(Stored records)
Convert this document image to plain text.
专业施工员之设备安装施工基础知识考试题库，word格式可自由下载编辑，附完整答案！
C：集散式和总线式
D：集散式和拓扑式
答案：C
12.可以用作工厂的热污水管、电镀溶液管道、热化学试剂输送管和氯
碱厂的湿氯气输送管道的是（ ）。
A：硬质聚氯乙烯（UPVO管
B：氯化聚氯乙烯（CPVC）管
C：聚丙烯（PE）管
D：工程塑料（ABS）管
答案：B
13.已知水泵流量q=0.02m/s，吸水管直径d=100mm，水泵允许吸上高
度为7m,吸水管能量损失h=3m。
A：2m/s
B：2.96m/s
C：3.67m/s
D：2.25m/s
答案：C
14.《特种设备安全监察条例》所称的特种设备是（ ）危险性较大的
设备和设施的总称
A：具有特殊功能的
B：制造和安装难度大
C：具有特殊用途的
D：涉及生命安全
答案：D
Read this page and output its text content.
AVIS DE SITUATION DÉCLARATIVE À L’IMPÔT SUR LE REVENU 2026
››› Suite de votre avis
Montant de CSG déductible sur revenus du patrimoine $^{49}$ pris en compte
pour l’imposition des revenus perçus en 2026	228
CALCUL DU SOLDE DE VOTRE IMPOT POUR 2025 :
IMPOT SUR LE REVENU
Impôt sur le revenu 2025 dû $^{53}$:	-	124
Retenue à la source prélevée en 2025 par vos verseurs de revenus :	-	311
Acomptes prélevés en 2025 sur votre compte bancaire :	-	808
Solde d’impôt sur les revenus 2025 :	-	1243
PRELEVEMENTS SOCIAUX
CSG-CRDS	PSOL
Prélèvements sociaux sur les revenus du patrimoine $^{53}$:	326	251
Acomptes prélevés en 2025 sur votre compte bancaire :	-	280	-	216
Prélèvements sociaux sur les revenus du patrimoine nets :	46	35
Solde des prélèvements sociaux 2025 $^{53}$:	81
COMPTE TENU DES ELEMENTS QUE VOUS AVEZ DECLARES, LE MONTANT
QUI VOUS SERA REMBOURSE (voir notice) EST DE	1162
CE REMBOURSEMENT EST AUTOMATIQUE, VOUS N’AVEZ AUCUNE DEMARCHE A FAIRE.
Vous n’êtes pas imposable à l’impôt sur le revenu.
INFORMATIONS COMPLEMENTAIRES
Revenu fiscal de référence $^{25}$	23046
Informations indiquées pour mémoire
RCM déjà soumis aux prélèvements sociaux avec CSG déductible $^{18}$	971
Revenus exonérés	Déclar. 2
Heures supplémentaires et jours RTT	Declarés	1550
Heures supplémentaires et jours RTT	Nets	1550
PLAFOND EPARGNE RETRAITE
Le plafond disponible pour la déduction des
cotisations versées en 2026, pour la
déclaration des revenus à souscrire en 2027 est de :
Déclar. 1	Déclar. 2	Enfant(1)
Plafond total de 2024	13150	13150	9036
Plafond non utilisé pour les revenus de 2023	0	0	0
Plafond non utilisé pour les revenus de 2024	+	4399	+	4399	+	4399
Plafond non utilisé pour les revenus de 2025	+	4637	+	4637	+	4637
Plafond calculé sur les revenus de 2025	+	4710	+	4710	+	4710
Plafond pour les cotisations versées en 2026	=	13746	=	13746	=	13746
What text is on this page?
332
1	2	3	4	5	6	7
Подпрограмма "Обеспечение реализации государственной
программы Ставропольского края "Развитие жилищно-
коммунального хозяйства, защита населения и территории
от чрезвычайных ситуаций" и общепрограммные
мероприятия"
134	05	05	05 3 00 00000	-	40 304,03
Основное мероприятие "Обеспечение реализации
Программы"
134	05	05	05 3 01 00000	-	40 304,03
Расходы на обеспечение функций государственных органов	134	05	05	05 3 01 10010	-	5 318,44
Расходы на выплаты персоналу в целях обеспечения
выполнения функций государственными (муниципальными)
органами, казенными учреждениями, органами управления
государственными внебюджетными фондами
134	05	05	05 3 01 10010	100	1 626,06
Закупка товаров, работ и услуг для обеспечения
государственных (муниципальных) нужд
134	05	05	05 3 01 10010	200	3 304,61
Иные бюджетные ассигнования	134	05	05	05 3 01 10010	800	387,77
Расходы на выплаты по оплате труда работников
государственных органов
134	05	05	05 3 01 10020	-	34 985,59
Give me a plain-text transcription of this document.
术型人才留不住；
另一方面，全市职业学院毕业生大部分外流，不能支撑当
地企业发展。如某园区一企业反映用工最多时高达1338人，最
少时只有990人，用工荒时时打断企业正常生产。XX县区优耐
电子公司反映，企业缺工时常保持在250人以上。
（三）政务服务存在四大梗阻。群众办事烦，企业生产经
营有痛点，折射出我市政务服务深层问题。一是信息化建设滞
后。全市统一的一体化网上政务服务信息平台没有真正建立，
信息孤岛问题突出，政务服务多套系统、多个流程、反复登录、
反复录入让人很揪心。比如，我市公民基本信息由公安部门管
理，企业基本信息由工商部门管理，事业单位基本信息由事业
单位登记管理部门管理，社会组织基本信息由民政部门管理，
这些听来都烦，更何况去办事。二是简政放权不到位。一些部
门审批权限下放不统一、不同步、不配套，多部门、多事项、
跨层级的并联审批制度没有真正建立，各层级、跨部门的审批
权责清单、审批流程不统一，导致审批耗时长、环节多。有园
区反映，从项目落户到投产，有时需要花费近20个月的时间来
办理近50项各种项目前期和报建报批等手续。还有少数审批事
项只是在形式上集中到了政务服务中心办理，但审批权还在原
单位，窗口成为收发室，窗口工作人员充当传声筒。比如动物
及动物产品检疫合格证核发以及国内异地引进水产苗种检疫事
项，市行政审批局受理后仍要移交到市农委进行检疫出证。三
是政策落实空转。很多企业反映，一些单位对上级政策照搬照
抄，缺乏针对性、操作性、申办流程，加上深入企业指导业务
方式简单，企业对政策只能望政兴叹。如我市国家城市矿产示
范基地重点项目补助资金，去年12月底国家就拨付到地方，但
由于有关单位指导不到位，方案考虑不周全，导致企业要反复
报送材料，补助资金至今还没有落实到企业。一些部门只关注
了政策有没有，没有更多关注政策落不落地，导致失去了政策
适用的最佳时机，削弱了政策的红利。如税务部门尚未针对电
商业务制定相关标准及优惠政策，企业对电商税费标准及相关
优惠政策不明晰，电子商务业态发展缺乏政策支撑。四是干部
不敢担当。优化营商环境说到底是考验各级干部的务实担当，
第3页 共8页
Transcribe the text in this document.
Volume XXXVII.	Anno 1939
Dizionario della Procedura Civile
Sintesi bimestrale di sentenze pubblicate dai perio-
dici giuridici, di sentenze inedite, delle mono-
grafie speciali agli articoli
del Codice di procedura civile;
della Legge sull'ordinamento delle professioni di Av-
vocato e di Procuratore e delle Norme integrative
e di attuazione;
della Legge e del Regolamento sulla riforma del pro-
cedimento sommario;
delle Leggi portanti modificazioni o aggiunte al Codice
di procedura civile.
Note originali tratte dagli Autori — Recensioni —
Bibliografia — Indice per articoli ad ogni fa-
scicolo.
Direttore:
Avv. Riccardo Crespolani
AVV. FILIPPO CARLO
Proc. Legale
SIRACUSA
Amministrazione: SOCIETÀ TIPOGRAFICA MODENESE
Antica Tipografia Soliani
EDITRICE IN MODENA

= AIM =
Transcribe the data. Leave every line exactly as it is.

= RESULT OF THE EXERCISE =
Convert this document image to plain text.
专业施工员之设备安装施工基础知识考试题库，word格式可自由下载编辑，附完整答案！
C：集散式和总线式
D：集散式和拓扑式
答案：C
12.可以用作工厂的热污水管、电镀溶液管道、热化学试剂输送管和氯
碱厂的湿氯气输送管道的是（ ）。
A：硬质聚氯乙烯（UPVO管
B：氯化聚氯乙烯（CPVC）管
C：聚丙烯（PE）管
D：工程塑料（ABS）管
答案：B
13.已知水泵流量q=0.02m/s，吸水管直径d=100mm，水泵允许吸上高
度为7m,吸水管能量损失h=3m。
A：2m/s
B：2.96m/s
C：3.67m/s
D：2.25m/s
答案：C
14.《特种设备安全监察条例》所称的特种设备是（ ）危险性较大的
设备和设施的总称
A：具有特殊功能的
B：制造和安装难度大
C：具有特殊用途的
D：涉及生命安全
答案：D
Read this page and output its text content.
AVIS DE SITUATION DÉCLARATIVE À L’IMPÔT SUR LE REVENU 2026
››› Suite de votre avis
Montant de CSG déductible sur revenus du patrimoine $^{49}$ pris en compte
pour l’imposition des revenus perçus en 2026	228
CALCUL DU SOLDE DE VOTRE IMPOT POUR 2025 :
IMPOT SUR LE REVENU
Impôt sur le revenu 2025 dû $^{53}$:	-	124
Retenue à la source prélevée en 2025 par vos verseurs de revenus :	-	311
Acomptes prélevés en 2025 sur votre compte bancaire :	-	808
Solde d’impôt sur les revenus 2025 :	-	1243
PRELEVEMENTS SOCIAUX
CSG-CRDS	PSOL
Prélèvements sociaux sur les revenus du patrimoine $^{53}$:	326	251
Acomptes prélevés en 2025 sur votre compte bancaire :	-	280	-	216
Prélèvements sociaux sur les revenus du patrimoine nets :	46	35
Solde des prélèvements sociaux 2025 $^{53}$:	81
COMPTE TENU DES ELEMENTS QUE VOUS AVEZ DECLARES, LE MONTANT
QUI VOUS SERA REMBOURSE (voir notice) EST DE	1162
CE REMBOURSEMENT EST AUTOMATIQUE, VOUS N’AVEZ AUCUNE DEMARCHE A FAIRE.
Vous n’êtes pas imposable à l’impôt sur le revenu.
INFORMATIONS COMPLEMENTAIRES
Revenu fiscal de référence $^{25}$	23046
Informations indiquées pour mémoire
RCM déjà soumis aux prélèvements sociaux avec CSG déductible $^{18}$	971
Revenus exonérés	Déclar. 2
Heures supplémentaires et jours RTT	Declarés	1550
Heures supplémentaires et jours RTT	Nets	1550
PLAFOND EPARGNE RETRAITE
Le plafond disponible pour la déduction des
cotisations versées en 2026, pour la
déclaration des revenus à souscrire en 2027 est de :
Déclar. 1	Déclar. 2	Enfant(1)
Plafond total de 2024	13150	13150	9036
Plafond non utilisé pour les revenus de 2023	0	0	0
Plafond non utilisé pour les revenus de 2024	+	4399	+	4399	+	4399
Plafond non utilisé pour les revenus de 2025	+	4637	+	4637	+	4637
Plafond calculé sur les revenus de 2025	+	4710	+	4710	+	4710
Plafond pour les cotisations versées en 2026	=	13746	=	13746	=	13746
What text is on this page?
332
1	2	3	4	5	6	7
Подпрограмма "Обеспечение реализации государственной
программы Ставропольского края "Развитие жилищно-
коммунального хозяйства, защита населения и территории
от чрезвычайных ситуаций" и общепрограммные
мероприятия"
134	05	05	05 3 00 00000	-	40 304,03
Основное мероприятие "Обеспечение реализации
Программы"
134	05	05	05 3 01 00000	-	40 304,03
Расходы на обеспечение функций государственных органов	134	05	05	05 3 01 10010	-	5 318,44
Расходы на выплаты персоналу в целях обеспечения
выполнения функций государственными (муниципальными)
органами, казенными учреждениями, органами управления
государственными внебюджетными фондами
134	05	05	05 3 01 10010	100	1 626,06
Закупка товаров, работ и услуг для обеспечения
государственных (муниципальных) нужд
134	05	05	05 3 01 10010	200	3 304,61
Иные бюджетные ассигнования	134	05	05	05 3 01 10010	800	387,77
Расходы на выплаты по оплате труда работников
государственных органов
134	05	05	05 3 01 10020	-	34 985,59
Give me a plain-text transcription of this document.
术型人才留不住；
另一方面，全市职业学院毕业生大部分外流，不能支撑当
地企业发展。如某园区一企业反映用工最多时高达1338人，最
少时只有990人，用工荒时时打断企业正常生产。XX县区优耐
电子公司反映，企业缺工时常保持在250人以上。
（三）政务服务存在四大梗阻。群众办事烦，企业生产经
营有痛点，折射出我市政务服务深层问题。一是信息化建设滞
后。全市统一的一体化网上政务服务信息平台没有真正建立，
信息孤岛问题突出，政务服务多套系统、多个流程、反复登录、
反复录入让人很揪心。比如，我市公民基本信息由公安部门管
理，企业基本信息由工商部门管理，事业单位基本信息由事业
单位登记管理部门管理，社会组织基本信息由民政部门管理，
这些听来都烦，更何况去办事。二是简政放权不到位。一些部
门审批权限下放不统一、不同步、不配套，多部门、多事项、
跨层级的并联审批制度没有真正建立，各层级、跨部门的审批
权责清单、审批流程不统一，导致审批耗时长、环节多。有园
区反映，从项目落户到投产，有时需要花费近20个月的时间来
办理近50项各种项目前期和报建报批等手续。还有少数审批事
项只是在形式上集中到了政务服务中心办理，但审批权还在原
单位，窗口成为收发室，窗口工作人员充当传声筒。比如动物
及动物产品检疫合格证核发以及国内异地引进水产苗种检疫事
项，市行政审批局受理后仍要移交到市农委进行检疫出证。三
是政策落实空转。很多企业反映，一些单位对上级政策照搬照
抄，缺乏针对性、操作性、申办流程，加上深入企业指导业务
方式简单，企业对政策只能望政兴叹。如我市国家城市矿产示
范基地重点项目补助资金，去年12月底国家就拨付到地方，但
由于有关单位指导不到位，方案考虑不周全，导致企业要反复
报送材料，补助资金至今还没有落实到企业。一些部门只关注
了政策有没有，没有更多关注政策落不落地，导致失去了政策
适用的最佳时机，削弱了政策的红利。如税务部门尚未针对电
商业务制定相关标准及优惠政策，企业对电商税费标准及相关
优惠政策不明晰，电子商务业态发展缺乏政策支撑。四是干部
不敢担当。优化营商环境说到底是考验各级干部的务实担当，
第3页 共8页
Transcribe the text in this document.
Volume XXXVII.	Anno 1939
Dizionario della Procedura Civile
Sintesi bimestrale di sentenze pubblicate dai perio-
dici giuridici, di sentenze inedite, delle mono-
grafie speciali agli articoli
del Codice di procedura civile;
della Legge sull'ordinamento delle professioni di Av-
vocato e di Procuratore e delle Norme integrative
e di attuazione;
della Legge e del Regolamento sulla riforma del pro-
cedimento sommario;
delle Leggi portanti modificazioni o aggiunte al Codice
di procedura civile.
Note originali tratte dagli Autori — Recensioni —
Bibliografia — Indice per articoli ad ogni fa-
scicolo.
Direttore:
Avv. Riccardo Crespolani
AVV. FILIPPO CARLO
Proc. Legale
SIRACUSA
Amministrazione: SOCIETÀ TIPOGRAFICA MODENESE
Antica Tipografia Soliani
EDITRICE IN MODENA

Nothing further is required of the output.